3.需要PDF中大量数据转换到Excel中去（已完成）

简介:基与2的延伸，加入一个自动模糊匹配到行和列边界范围，根据位置坐标排序提取正确数据信息。如图：

private void StartExtractFile()
        {
            List<List<string>> bulkFileFilter = null;
            List<LineFound> bulkFile = null;
            PDFNet.Initialize();
            PDFDoc doc = new PDFDoc(config.FilePath1);
            doc.InitSecurityHandler();
            string patternTitle = @"コード";
            int page = 3;
            PdfString ricPosition = GetRicPosition(doc, patternTitle, page);
            if (ricPosition == null)
                return;

            string patternRic = @"\d{4}";
            string patternValue = @"(\-|\+)?\d+(\,|\.|\d)+";
            bulkFile = GetValue(doc, ricPosition, patternRic, patternValue);
            int indexOK = 0;
            bulkFileFilter = FilterBulkFile(bulkFile, indexOK);
            string filePath = Path.Combine(config.OutputFolder, string.Format("Type1ExtractedFromPdf{0}.csv", DateTime.Now.ToString("dd-MM-yyyy")));

            if (File.Exists(filePath))
                File.Delete(filePath);

            XlsOrCsvUtil.GenerateStringCsv(filePath, bulkFileFilter);
            AddResult(Path.GetFileNameWithoutExtension(filePath), filePath, "type1");
        }

        private List<List<string>> FilterBulkFile(List<LineFound> bulkFile, int indexOK)
        {
            List<List<string>> result = new List<List<string>>();

            if (bulkFile == null || bulkFile.Count == 0)

────────────────────────────────────────

请把讲PDF数据转入Excel的这段节选中从“File.Delete(filePath);”到“bulkFile.Count == 0)”之间的内容逐字打印出来，首尾两处也要包括在内。

────────────────────────────────────────

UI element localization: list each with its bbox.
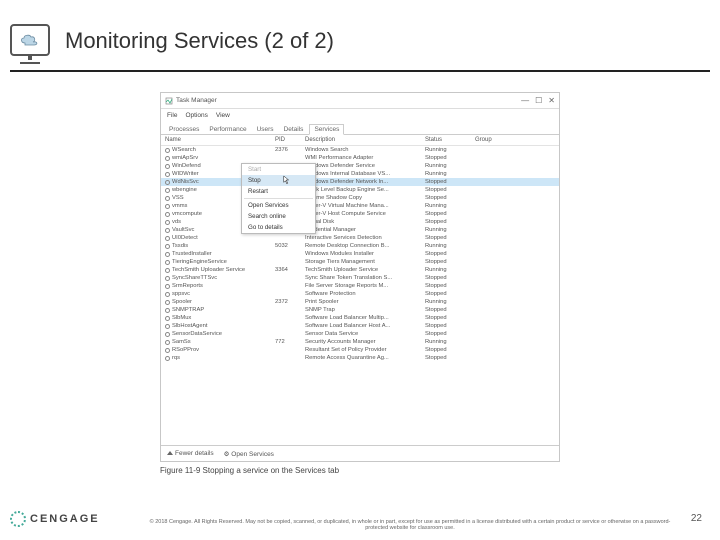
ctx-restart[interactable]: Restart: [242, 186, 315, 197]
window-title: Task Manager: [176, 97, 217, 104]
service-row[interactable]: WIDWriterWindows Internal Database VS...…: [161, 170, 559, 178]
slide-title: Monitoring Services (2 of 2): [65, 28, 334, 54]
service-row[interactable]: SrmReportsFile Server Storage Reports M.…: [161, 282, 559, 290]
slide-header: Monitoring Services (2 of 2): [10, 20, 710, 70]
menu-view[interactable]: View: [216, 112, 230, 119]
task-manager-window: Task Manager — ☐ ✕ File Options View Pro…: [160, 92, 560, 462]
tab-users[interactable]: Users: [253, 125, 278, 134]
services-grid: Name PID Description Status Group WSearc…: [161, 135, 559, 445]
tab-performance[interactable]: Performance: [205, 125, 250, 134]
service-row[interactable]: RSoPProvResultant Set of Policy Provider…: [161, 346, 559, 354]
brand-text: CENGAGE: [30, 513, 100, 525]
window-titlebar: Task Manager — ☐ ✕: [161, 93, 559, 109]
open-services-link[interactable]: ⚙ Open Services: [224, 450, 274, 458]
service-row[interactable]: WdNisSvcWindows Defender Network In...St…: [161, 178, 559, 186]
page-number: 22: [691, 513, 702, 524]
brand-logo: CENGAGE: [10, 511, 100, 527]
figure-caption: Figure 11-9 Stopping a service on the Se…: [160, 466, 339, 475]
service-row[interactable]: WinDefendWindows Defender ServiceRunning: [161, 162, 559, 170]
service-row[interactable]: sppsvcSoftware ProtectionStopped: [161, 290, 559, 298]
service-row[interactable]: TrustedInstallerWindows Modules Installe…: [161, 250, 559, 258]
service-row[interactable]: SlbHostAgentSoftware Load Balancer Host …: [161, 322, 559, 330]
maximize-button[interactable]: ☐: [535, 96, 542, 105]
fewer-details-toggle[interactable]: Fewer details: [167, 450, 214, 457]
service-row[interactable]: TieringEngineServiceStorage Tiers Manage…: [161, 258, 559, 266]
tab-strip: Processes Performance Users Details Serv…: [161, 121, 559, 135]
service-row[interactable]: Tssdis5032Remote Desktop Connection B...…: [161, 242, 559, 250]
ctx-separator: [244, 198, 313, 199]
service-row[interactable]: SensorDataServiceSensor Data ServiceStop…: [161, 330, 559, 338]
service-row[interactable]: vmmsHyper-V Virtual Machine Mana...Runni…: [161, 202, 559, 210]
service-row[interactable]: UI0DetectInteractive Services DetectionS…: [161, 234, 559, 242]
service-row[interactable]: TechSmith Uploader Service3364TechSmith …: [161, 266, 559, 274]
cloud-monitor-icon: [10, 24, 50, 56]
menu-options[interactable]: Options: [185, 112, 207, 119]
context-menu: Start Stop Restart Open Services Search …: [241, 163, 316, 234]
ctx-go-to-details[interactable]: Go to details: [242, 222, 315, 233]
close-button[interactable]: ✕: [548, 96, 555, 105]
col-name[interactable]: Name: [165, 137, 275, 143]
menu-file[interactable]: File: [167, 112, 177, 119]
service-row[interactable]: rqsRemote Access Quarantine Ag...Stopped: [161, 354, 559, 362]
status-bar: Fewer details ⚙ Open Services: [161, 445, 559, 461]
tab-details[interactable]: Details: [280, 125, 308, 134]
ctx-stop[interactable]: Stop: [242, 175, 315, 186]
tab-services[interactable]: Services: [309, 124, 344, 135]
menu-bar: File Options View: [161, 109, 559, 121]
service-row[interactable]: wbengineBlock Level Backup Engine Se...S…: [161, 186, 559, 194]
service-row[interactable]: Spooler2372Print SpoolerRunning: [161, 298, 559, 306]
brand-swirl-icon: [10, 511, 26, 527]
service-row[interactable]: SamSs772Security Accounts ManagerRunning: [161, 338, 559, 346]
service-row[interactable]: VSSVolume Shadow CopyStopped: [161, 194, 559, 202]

────────────────────────────────────────

### 最终答案
File.Delete(filePath);

            XlsOrCsvUtil.GenerateStringCsv(filePath, bulkFileFilter);
            AddResult(Path.GetFileNameWithoutExtension(filePath), filePath, "type1");
        }

        private List<List<string>> FilterBulkFile(List<LineFound> bulkFile, int indexOK)
        {
            List<List<string>> result = new List<List<string>>();

            if (bulkFile == null || bulkFile.Count == 0)